**Short problem**
Go over the entries below line by line, copying each one that contains the word "Global".

**Record extracts**
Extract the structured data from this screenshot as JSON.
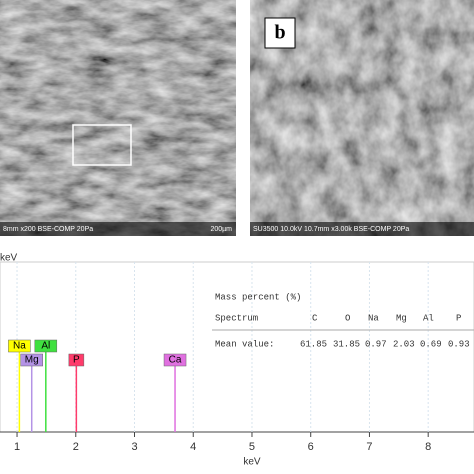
{
  "panels": [
    {
      "caption": "8mm x200 BSE-COMP 20Pa",
      "scale": "200µm"
    },
    {
      "label": "b",
      "caption": "SU3500 10.0kV 10.7mm x3.00k BSE-COMP 20Pa"
    }
  ],
  "chart_data": {
    "type": "spectrum",
    "ylabel": "keV",
    "xlabel": "keV",
    "xlim": [
      0.71,
      8.78
    ],
    "xticks": [
      1,
      2,
      3,
      4,
      5,
      6,
      7,
      8
    ],
    "grid": true,
    "peaks": [
      {
        "name": "Na",
        "energy": 1.04,
        "color": "#ffff00"
      },
      {
        "name": "Mg",
        "energy": 1.25,
        "color": "#b493e6"
      },
      {
        "name": "Al",
        "energy": 1.49,
        "color": "#3fe03f"
      },
      {
        "name": "P",
        "energy": 2.01,
        "color": "#ff3b6b"
      },
      {
        "name": "Ca",
        "energy": 3.69,
        "color": "#e070e0"
      }
    ],
    "table": {
      "title": "Mass percent (%)",
      "columns": [
        "Spectrum",
        "C",
        "O",
        "Na",
        "Mg",
        "Al",
        "P"
      ],
      "rows": [
        [
          "Mean value:",
          61.85,
          31.85,
          0.97,
          2.03,
          0.69,
          0.93
        ]
      ]
    }
  }
}
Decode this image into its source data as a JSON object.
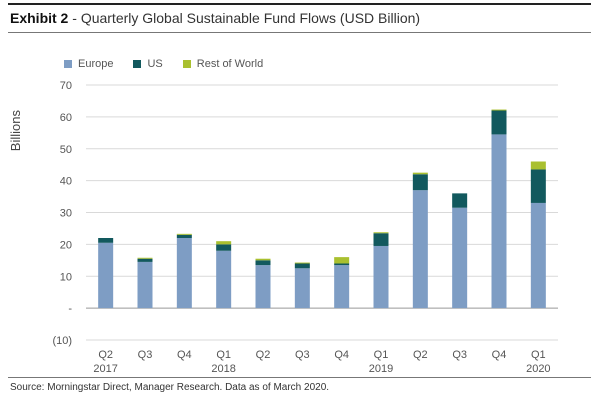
{
  "header": {
    "exhibit": "Exhibit 2",
    "separator": " - ",
    "title": "Quarterly Global Sustainable Fund Flows (USD Billion)"
  },
  "footer": {
    "source": "Source: Morningstar Direct, Manager Research. Data as of March 2020."
  },
  "colors": {
    "europe": "#7e9dc4",
    "us": "#12595e",
    "rest_of_world": "#a9c02f",
    "gridline": "#d9d9d9",
    "axis": "#999999"
  },
  "chart_data": {
    "type": "bar",
    "stacked": true,
    "title": "Quarterly Global Sustainable Fund Flows (USD Billion)",
    "ylabel": "Billions",
    "xlabel": "",
    "ylim": [
      -10,
      70
    ],
    "yticks": [
      -10,
      0,
      10,
      20,
      30,
      40,
      50,
      60,
      70
    ],
    "ytick_labels": [
      "(10)",
      "-",
      "10",
      "20",
      "30",
      "40",
      "50",
      "60",
      "70"
    ],
    "grid": true,
    "legend_position": "top-left",
    "categories": [
      "Q2 2017",
      "Q3",
      "Q4",
      "Q1 2018",
      "Q2",
      "Q3",
      "Q4",
      "Q1 2019",
      "Q2",
      "Q3",
      "Q4",
      "Q1 2020"
    ],
    "tick_labels": [
      [
        "Q2",
        "2017"
      ],
      [
        "Q3",
        ""
      ],
      [
        "Q4",
        ""
      ],
      [
        "Q1",
        "2018"
      ],
      [
        "Q2",
        ""
      ],
      [
        "Q3",
        ""
      ],
      [
        "Q4",
        ""
      ],
      [
        "Q1",
        "2019"
      ],
      [
        "Q2",
        ""
      ],
      [
        "Q3",
        ""
      ],
      [
        "Q4",
        ""
      ],
      [
        "Q1",
        "2020"
      ]
    ],
    "series": [
      {
        "name": "Europe",
        "color": "#7e9dc4",
        "values": [
          20.5,
          14.5,
          22,
          18,
          13.5,
          12.5,
          13.5,
          19.5,
          37,
          31.5,
          54.5,
          33
        ]
      },
      {
        "name": "US",
        "color": "#12595e",
        "values": [
          1.5,
          1,
          1,
          2,
          1.5,
          1.5,
          0.5,
          4,
          5,
          4.5,
          7.5,
          10.5
        ]
      },
      {
        "name": "Rest of World",
        "color": "#a9c02f",
        "values": [
          0,
          0.3,
          0.3,
          1,
          0.5,
          0.3,
          2,
          0.3,
          0.5,
          0,
          0.3,
          2.5
        ]
      }
    ]
  }
}
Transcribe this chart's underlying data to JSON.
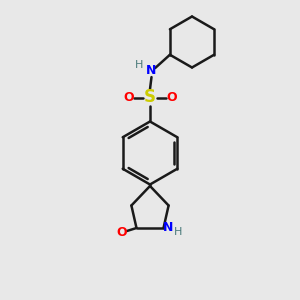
{
  "background_color": "#e8e8e8",
  "bond_color": "#1a1a1a",
  "N_color": "#0000ff",
  "O_color": "#ff0000",
  "S_color": "#cccc00",
  "H_color": "#4a7a7a",
  "figsize": [
    3.0,
    3.0
  ],
  "dpi": 100,
  "xlim": [
    0,
    10
  ],
  "ylim": [
    0,
    10
  ]
}
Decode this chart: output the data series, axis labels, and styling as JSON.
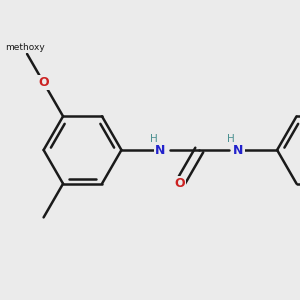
{
  "bg": "#ebebeb",
  "bc": "#1a1a1a",
  "bw": 1.8,
  "NC": "#2222cc",
  "OC": "#cc2222",
  "HC": "#4a9090",
  "afs": 9,
  "hfs": 7.5,
  "figw": 3.0,
  "figh": 3.0,
  "dpi": 100,
  "xlim": [
    20,
    280
  ],
  "ylim": [
    40,
    270
  ]
}
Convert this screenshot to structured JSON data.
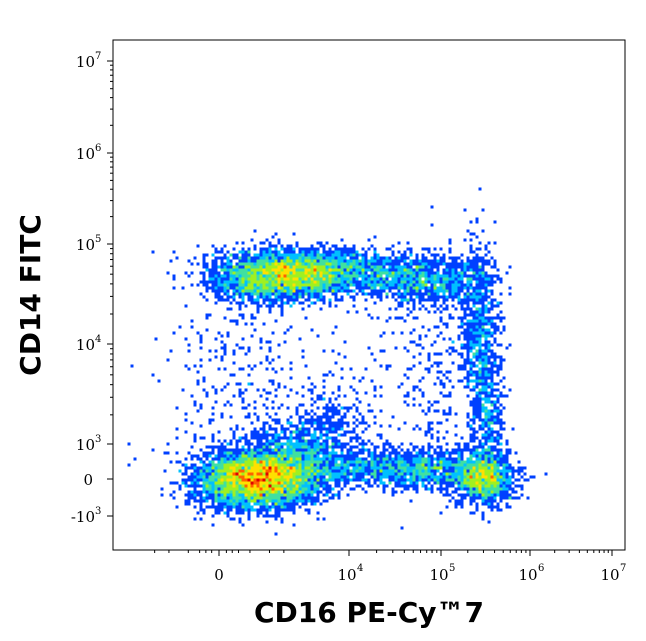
{
  "chart_data": {
    "type": "heatmap",
    "subtype": "flow-cytometry-density-plot",
    "xlabel": "CD16 PE-Cy™7",
    "ylabel": "CD14 FITC",
    "x_scale": "biexponential",
    "y_scale": "biexponential",
    "x_ticks": [
      {
        "value": 0,
        "base": "0",
        "exp": ""
      },
      {
        "value": 10000,
        "base": "10",
        "exp": "4"
      },
      {
        "value": 100000,
        "base": "10",
        "exp": "5"
      },
      {
        "value": 1000000,
        "base": "10",
        "exp": "6"
      },
      {
        "value": 10000000,
        "base": "10",
        "exp": "7"
      }
    ],
    "y_ticks": [
      {
        "value": -1000,
        "base": "-10",
        "exp": "3"
      },
      {
        "value": 0,
        "base": "0",
        "exp": ""
      },
      {
        "value": 1000,
        "base": "10",
        "exp": "3"
      },
      {
        "value": 10000,
        "base": "10",
        "exp": "4"
      },
      {
        "value": 100000,
        "base": "10",
        "exp": "5"
      },
      {
        "value": 1000000,
        "base": "10",
        "exp": "6"
      },
      {
        "value": 10000000,
        "base": "10",
        "exp": "7"
      }
    ],
    "populations": [
      {
        "x": 300,
        "y": 0,
        "density": "peak"
      },
      {
        "x": 300000,
        "y": 0,
        "density": "high"
      },
      {
        "x": 600,
        "y": 45000,
        "density": "high"
      },
      {
        "x": 30000,
        "y": 40000,
        "density": "medium"
      },
      {
        "x": 30000,
        "y": 200,
        "density": "medium"
      }
    ],
    "colormap": [
      "#0000c8",
      "#0040ff",
      "#00c0ff",
      "#40e0a0",
      "#a0f020",
      "#ffe000",
      "#ff6000",
      "#e00000"
    ],
    "grid": false,
    "legend": "none"
  }
}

**Output of the exercise**
    "title": "Quarterly Global Sustainable Fund Flows (USD Billion)"
    "title": "Quarterly Global Sustainable Fund Flows (USD Billion)",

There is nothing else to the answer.